* [TEXTO ORIGINAL]
----------

Esta semana leemos la Perashá Ki Tavó, en la cual la Torá nos enseña una de las claves más profundas para alcanzar una vida de verdadera alegría: saber reconocer y valorar las bendiciones que HaShem ya nos ha concedido.
La Torá nos dice, al hablar de la mitzvá de los Bikurim, las primicias que se llevaban al Beit HaMikdash:
“Y te alegrarás con todo el bien que HaShem, tu Dios, te ha dado a ti y a tu casa.”
Resulta llamativo que la Torá tenga que ordenarnos “y te alegrarás”. ¿Acaso no es natural que una persona se alegre cuando finalmente disfruta del fruto de tantos años de esfuerzo?
El agricultor sembró, esperó, trabajó y cuidó su cosecha. Finalmente, llega el momento de recoger los frutos y llevar las primicias al Templo. Debería estar lleno de felicidad.
Pero la Torá conoce profundamente la naturaleza humana.
Una persona puede estar completamente satisfecha con lo que tiene… hasta que comienza a mirar lo que tiene el otro.
Estamos felices con nuestra casa hasta que vemos la casa de un vecino. Estamos satisfechos con nuestro automóvil hasta que nuestro amigo compra uno más moderno. Agradecemos nuestro trabajo hasta que descubrimos cuánto gana otra persona.
Y entonces, aquello que ayer nos hacía felices, hoy nos parece insuficiente.
La realidad no necesariamente cambió. Lo que cambió fue nuestra mirada.
La Torá nos está enseñando que la felicidad no depende únicamente de cuánto tenemos, sino de cómo aprendemos a mirar lo que tenemos.
Por eso, el verdadero desafío no es conseguir siempre más, sino aprender a agradecer más.

Nuestros Sabios nos enseñan que los celos nacen muchas veces de la comparación. Cuando constantemente medimos nuestra vida en relación con la vida de los demás, dejamos de ver nuestras propias bendiciones.
Y esto también nos ayuda a comprender las palabras que decimos diariamente en el Shemá:
“No se desviarán tras su corazón y tras sus ojos.”
¿Por qué primero menciona el corazón y después los ojos?
Porque muchas veces el problema no comienza cuando vemos algo. Comienza antes, en nuestro interior.
Si nuestro corazón está lleno de gratitud, cuando vemos que otra persona recibió una bendición podremos alegrarnos por ella.
Pero si nuestro corazón está lleno de insatisfacción, cualquier cosa que veamos puede convertirse en motivo de comparación, celos o frustración.

----------

(Registros de un conjunto de datos)
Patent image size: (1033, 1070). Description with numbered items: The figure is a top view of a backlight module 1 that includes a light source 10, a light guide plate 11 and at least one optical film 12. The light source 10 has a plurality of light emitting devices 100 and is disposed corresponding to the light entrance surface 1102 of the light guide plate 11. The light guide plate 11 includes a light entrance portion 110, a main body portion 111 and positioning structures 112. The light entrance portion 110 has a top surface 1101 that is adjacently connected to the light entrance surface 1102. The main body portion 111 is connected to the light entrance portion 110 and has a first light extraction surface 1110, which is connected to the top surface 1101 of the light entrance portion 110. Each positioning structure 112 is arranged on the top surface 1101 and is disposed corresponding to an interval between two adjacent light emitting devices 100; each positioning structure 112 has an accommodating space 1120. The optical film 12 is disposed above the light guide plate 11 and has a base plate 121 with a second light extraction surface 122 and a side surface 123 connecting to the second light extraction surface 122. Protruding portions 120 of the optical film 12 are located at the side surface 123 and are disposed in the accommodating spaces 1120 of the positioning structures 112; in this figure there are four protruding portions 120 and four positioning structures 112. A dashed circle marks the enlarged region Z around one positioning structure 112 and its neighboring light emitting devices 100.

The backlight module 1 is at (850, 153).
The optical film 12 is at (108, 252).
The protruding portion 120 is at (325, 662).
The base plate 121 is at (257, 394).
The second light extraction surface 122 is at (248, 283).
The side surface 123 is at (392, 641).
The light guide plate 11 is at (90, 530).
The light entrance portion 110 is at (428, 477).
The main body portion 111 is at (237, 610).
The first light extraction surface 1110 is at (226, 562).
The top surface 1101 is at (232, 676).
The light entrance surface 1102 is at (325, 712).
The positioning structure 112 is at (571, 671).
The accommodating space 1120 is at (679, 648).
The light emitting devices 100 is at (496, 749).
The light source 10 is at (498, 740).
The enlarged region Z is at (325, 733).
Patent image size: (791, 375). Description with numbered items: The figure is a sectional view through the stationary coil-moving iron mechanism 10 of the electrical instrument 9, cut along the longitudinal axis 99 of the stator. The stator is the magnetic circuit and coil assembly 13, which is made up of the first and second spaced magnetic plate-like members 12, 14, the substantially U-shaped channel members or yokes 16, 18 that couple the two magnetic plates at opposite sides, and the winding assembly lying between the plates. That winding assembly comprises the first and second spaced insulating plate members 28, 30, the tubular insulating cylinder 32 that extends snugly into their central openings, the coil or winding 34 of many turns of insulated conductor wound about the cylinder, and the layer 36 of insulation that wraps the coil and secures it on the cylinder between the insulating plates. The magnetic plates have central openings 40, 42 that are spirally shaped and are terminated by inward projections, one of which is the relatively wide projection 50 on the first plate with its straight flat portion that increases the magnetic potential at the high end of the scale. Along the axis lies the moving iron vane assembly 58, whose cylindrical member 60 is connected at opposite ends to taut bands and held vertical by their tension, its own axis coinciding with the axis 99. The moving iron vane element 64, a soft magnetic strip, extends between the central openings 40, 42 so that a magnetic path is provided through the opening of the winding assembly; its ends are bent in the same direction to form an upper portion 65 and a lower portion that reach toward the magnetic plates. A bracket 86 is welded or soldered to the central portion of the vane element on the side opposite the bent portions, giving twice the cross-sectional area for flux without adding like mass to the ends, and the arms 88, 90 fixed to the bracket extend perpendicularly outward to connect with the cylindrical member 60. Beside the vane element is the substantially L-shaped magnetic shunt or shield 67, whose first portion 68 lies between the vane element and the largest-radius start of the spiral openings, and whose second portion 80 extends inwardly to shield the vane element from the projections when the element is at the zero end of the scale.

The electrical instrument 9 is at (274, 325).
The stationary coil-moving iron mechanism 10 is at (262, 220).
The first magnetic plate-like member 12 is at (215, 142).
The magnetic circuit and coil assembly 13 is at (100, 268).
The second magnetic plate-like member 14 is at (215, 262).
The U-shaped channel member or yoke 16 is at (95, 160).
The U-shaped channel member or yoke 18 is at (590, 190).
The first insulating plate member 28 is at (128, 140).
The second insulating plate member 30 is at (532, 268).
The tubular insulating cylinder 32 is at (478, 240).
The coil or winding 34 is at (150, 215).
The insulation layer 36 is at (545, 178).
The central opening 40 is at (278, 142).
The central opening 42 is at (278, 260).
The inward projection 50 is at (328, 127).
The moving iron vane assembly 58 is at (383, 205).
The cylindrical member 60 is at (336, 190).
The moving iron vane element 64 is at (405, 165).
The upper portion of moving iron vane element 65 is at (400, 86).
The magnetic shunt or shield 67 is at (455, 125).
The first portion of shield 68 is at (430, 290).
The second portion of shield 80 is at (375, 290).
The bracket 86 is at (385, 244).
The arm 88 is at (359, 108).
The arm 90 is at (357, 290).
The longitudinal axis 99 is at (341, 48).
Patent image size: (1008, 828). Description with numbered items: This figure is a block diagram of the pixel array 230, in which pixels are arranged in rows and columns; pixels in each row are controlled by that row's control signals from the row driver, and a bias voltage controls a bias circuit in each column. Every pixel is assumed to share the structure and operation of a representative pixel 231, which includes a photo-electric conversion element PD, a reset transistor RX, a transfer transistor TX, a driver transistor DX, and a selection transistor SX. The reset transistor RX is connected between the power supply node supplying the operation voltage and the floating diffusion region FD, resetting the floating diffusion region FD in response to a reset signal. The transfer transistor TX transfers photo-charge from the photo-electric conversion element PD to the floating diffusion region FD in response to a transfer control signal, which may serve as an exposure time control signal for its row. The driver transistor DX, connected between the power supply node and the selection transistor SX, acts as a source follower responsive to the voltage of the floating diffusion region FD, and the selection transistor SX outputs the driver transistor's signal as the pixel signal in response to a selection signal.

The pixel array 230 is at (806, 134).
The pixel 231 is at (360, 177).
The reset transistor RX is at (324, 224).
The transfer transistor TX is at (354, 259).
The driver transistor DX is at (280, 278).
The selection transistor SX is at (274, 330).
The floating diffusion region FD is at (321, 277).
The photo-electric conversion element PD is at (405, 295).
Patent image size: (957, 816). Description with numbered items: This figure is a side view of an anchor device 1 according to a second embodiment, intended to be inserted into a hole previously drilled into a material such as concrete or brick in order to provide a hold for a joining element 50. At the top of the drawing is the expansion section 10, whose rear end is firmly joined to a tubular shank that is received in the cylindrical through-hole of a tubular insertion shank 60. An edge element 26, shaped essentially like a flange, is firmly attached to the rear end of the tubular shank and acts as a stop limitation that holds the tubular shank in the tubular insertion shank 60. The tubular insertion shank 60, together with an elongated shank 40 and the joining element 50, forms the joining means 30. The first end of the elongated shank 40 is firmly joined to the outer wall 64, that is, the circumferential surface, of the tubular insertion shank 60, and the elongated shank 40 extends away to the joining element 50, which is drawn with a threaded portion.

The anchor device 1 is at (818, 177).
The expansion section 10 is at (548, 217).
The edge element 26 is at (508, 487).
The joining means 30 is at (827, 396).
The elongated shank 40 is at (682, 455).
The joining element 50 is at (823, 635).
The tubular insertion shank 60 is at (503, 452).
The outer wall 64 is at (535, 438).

----------

* [LA TAREA]
Prosigue el texto sobre la Perashá Ki Tavó a partir de su última oración.

* [LA RESPUESTA]
Queridos amigos:
Estamos entrando en un período particularmente importante del año. El mes de Elul nos invita a mirar hacia nuestro interior y prepararnos para los Iamim Noraim.
Quizás una de las preguntas que debemos hacernos es:
¿Estoy agradeciendo suficientemente todo lo que HaShem ya me ha dado?
No significa que no debamos aspirar a crecer. El judaísmo no nos enseña a conformarnos pasivamente. Debemos trabajar, mejorar y alcanzar nuevas metas.
Pero una cosa es querer crecer y otra muy distinta es vivir sintiendo que nunca tenemos suficiente.
Podemos aspirar a más y, al mismo tiempo, agradecer profundamente lo que ya tenemos.
Esta semana les propongo algo muy sencillo: cada día detengámonos unos minutos y pensemos en tres cosas concretas por las cuales podemos agradecer a HaShem.
Nuestra familia. Nuestra salud. Un amigo. El sustento. Una oportunidad. Un momento de tranquilidad. La posibilidad de estudiar Torá. Una mitzvá. Una comida. Un hogar. Incluso aquello que muchas veces damos por sentado.
Cuando aprendemos a mirar nuestra vida desde la gratitud, descubrimos que tenemos mucho más de lo que creíamos.
Que HaShem nos conceda la sabiduría para reconocer Sus bondades, un corazón capaz de alegrarse por las bendiciones de los demás y la fortaleza para no vivir comparándonos con nadie.
Y que, especialmente en este tiempo de preparación para los Iamim Noraim, podamos llegar ante HaShem con un corazón agradecido, alegre y dispuesto a crecer.